- **Required work**:
Make an exact copy of the entries below with the pictures removed.

— Begin —

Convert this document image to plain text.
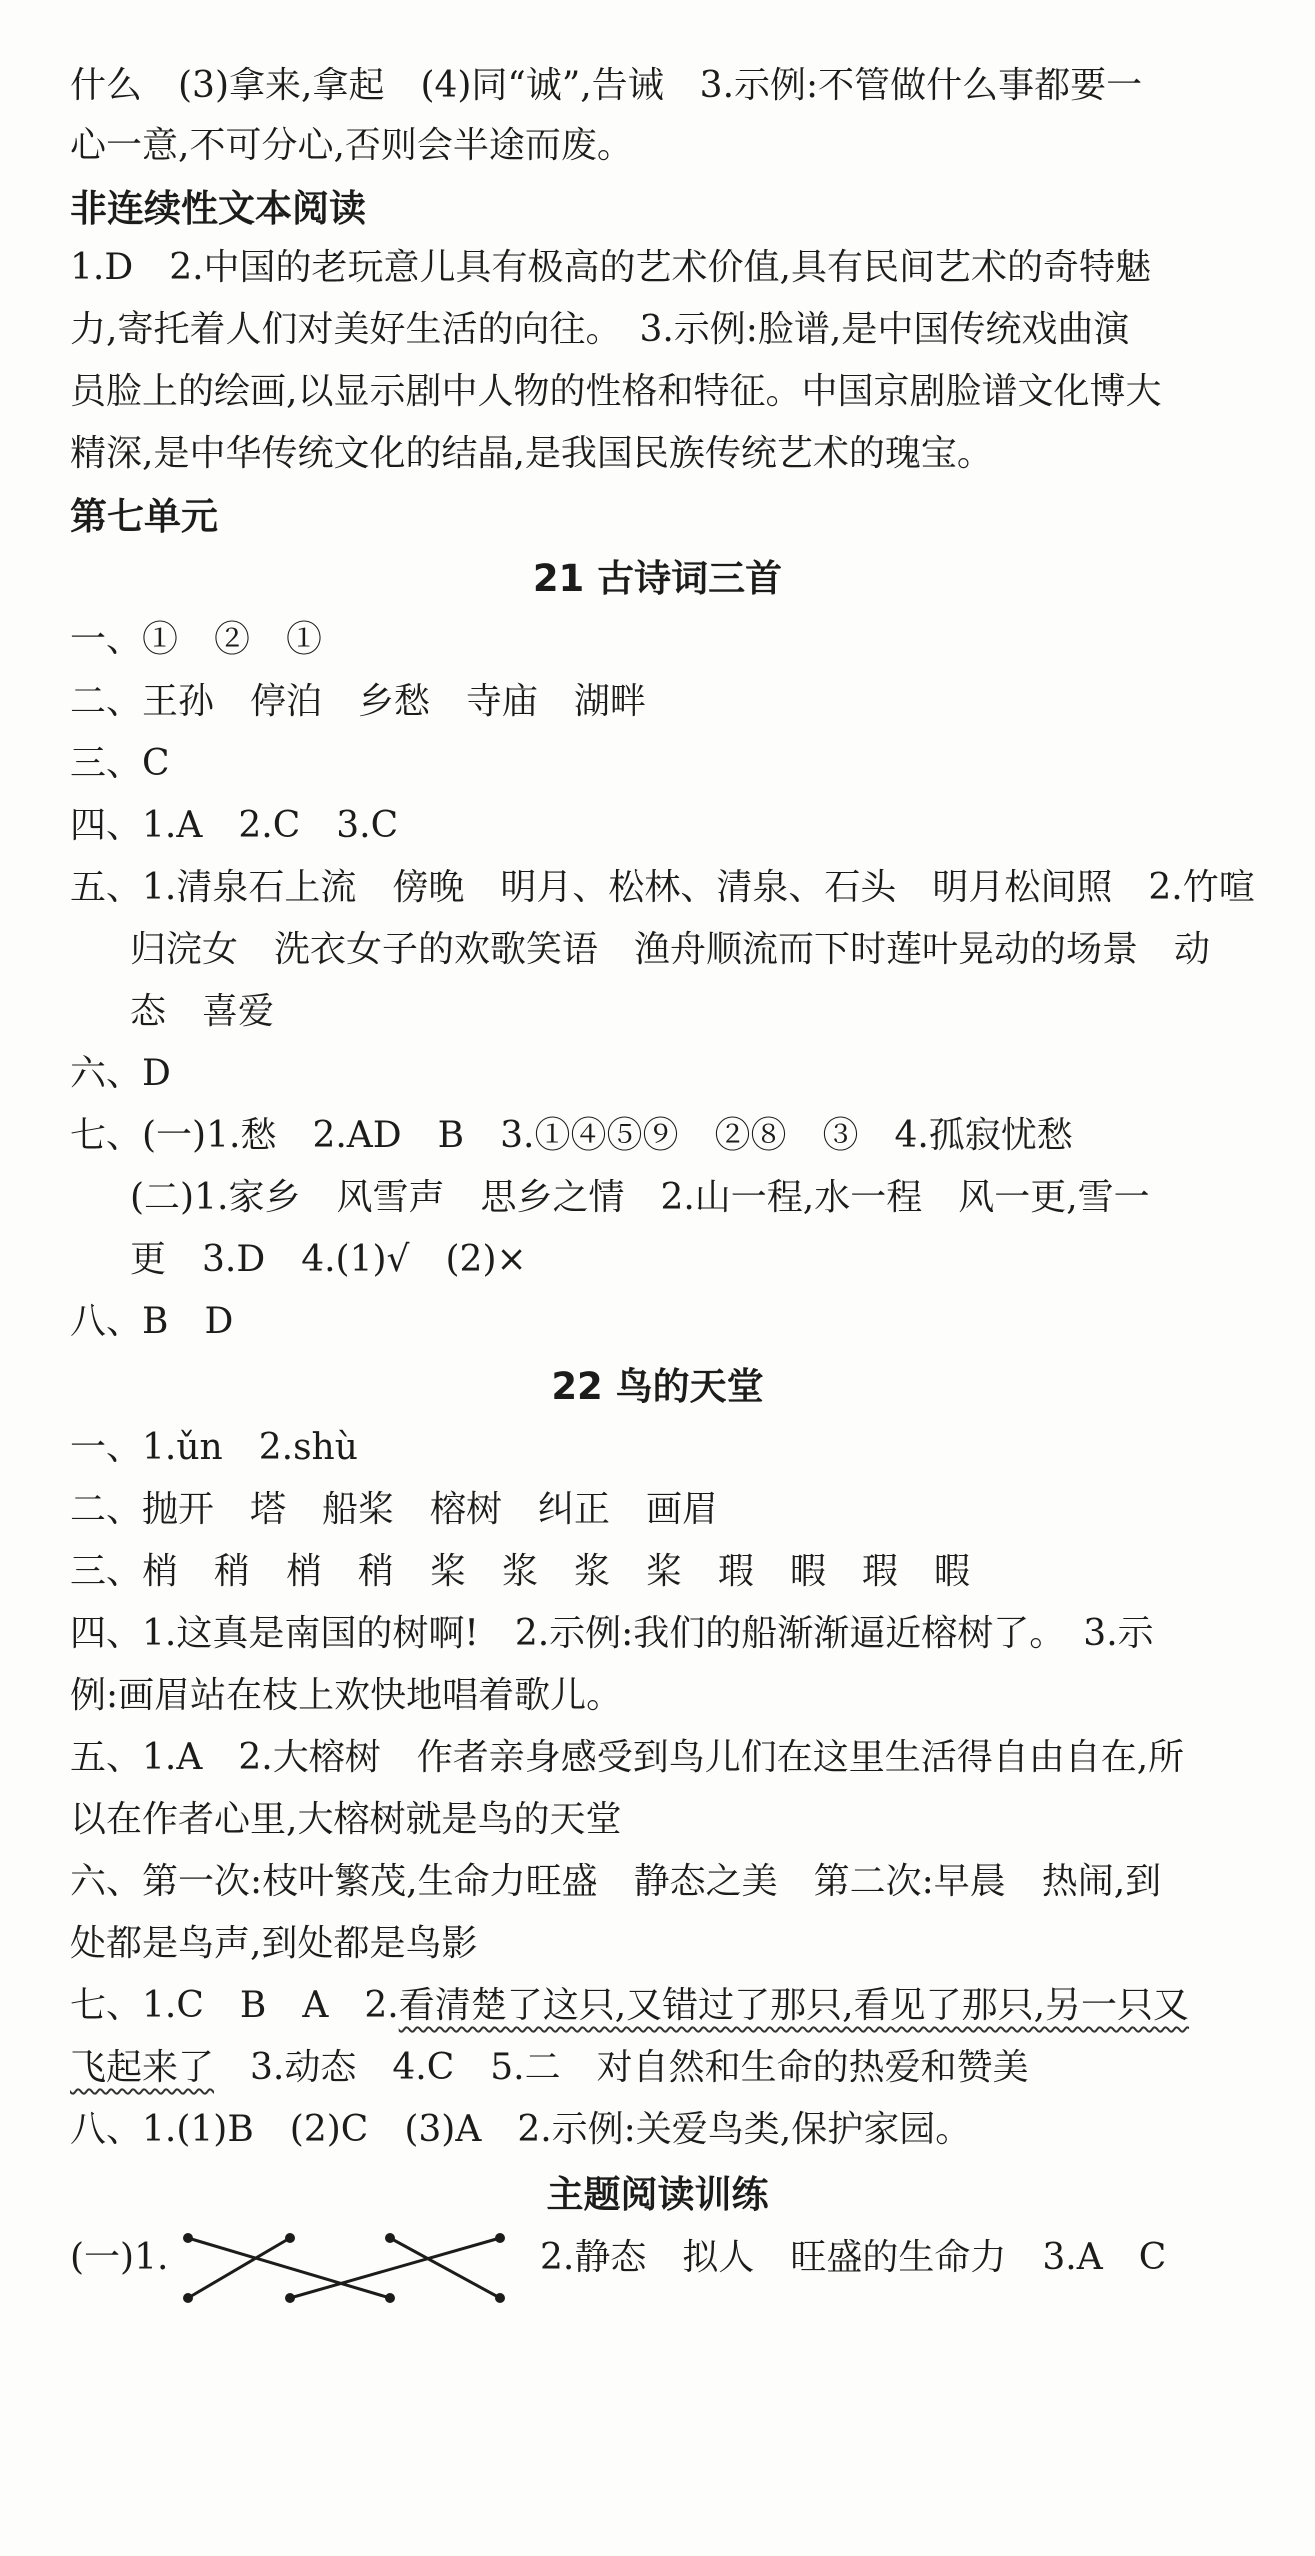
什么　(3)拿来,拿起　(4)同“诚”,告诫　3.示例:不管做什么事都要一
心一意,不可分心,否则会半途而废。
非连续性文本阅读
1.D　2.中国的老玩意儿具有极高的艺术价值,具有民间艺术的奇特魅
力,寄托着人们对美好生活的向往。　3.示例:脸谱,是中国传统戏曲演
员脸上的绘画,以显示剧中人物的性格和特征。中国京剧脸谱文化博大
精深,是中华传统文化的结晶,是我国民族传统艺术的瑰宝。
第七单元
21 古诗词三首
一、①　②　①
二、王孙　停泊　乡愁　寺庙　湖畔
三、C
四、1.A　2.C　3.C
五、1.清泉石上流　傍晚　明月、松林、清泉、石头　明月松间照　2.竹喧
归浣女　洗衣女子的欢歌笑语　渔舟顺流而下时莲叶晃动的场景　动
态　喜爱
六、D
七、(一)1.愁　2.AD　B　3.①④⑤⑨　②⑧　③　4.孤寂忧愁
(二)1.家乡　风雪声　思乡之情　2.山一程,水一程　风一更,雪一
更　3.D　4.(1)√　(2)×
八、B　D
22 鸟的天堂
一、1.ǔn　2.shù
二、抛开　塔　船桨　榕树　纠正　画眉
三、梢　稍　梢　稍　桨　浆　浆　桨　瑕　暇　瑕　暇
四、1.这真是南国的树啊!　2.示例:我们的船渐渐逼近榕树了。　3.示
例:画眉站在枝上欢快地唱着歌儿。
五、1.A　2.大榕树　作者亲身感受到鸟儿们在这里生活得自由自在,所
以在作者心里,大榕树就是鸟的天堂
六、第一次:枝叶繁茂,生命力旺盛　静态之美　第二次:早晨　热闹,到
处都是鸟声,到处都是鸟影
七、1.C　B　A　2.看清楚了这只,又错过了那只,看见了那只,另一只又
飞起来了　3.动态　4.C　5.二　对自然和生命的热爱和赞美
八、1.(1)B　(2)C　(3)A　2.示例:关爱鸟类,保护家园。
主题阅读训练
(一)1.	2.静态　拟人　旺盛的生命力　3.A　C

— End —

- **Worked answer**:
Convert this document image to plain text.
什么　(3)拿来,拿起　(4)同“诚”,告诫　3.示例:不管做什么事都要一
心一意,不可分心,否则会半途而废。
非连续性文本阅读
1.D　2.中国的老玩意儿具有极高的艺术价值,具有民间艺术的奇特魅
力,寄托着人们对美好生活的向往。　3.示例:脸谱,是中国传统戏曲演
员脸上的绘画,以显示剧中人物的性格和特征。中国京剧脸谱文化博大
精深,是中华传统文化的结晶,是我国民族传统艺术的瑰宝。
第七单元
21 古诗词三首
一、①　②　①
二、王孙　停泊　乡愁　寺庙　湖畔
三、C
四、1.A　2.C　3.C
五、1.清泉石上流　傍晚　明月、松林、清泉、石头　明月松间照　2.竹喧
归浣女　洗衣女子的欢歌笑语　渔舟顺流而下时莲叶晃动的场景　动
态　喜爱
六、D
七、(一)1.愁　2.AD　B　3.①④⑤⑨　②⑧　③　4.孤寂忧愁
(二)1.家乡　风雪声　思乡之情　2.山一程,水一程　风一更,雪一
更　3.D　4.(1)√　(2)×
八、B　D
22 鸟的天堂
一、1.ǔn　2.shù
二、抛开　塔　船桨　榕树　纠正　画眉
三、梢　稍　梢　稍　桨　浆　浆　桨　瑕　暇　瑕　暇
四、1.这真是南国的树啊!　2.示例:我们的船渐渐逼近榕树了。　3.示
例:画眉站在枝上欢快地唱着歌儿。
五、1.A　2.大榕树　作者亲身感受到鸟儿们在这里生活得自由自在,所
以在作者心里,大榕树就是鸟的天堂
六、第一次:枝叶繁茂,生命力旺盛　静态之美　第二次:早晨　热闹,到
处都是鸟声,到处都是鸟影
七、1.C　B　A　2.看清楚了这只,又错过了那只,看见了那只,另一只又
飞起来了　3.动态　4.C　5.二　对自然和生命的热爱和赞美
八、1.(1)B　(2)C　(3)A　2.示例:关爱鸟类,保护家园。
主题阅读训练
(一)1.	2.静态　拟人　旺盛的生命力　3.A　C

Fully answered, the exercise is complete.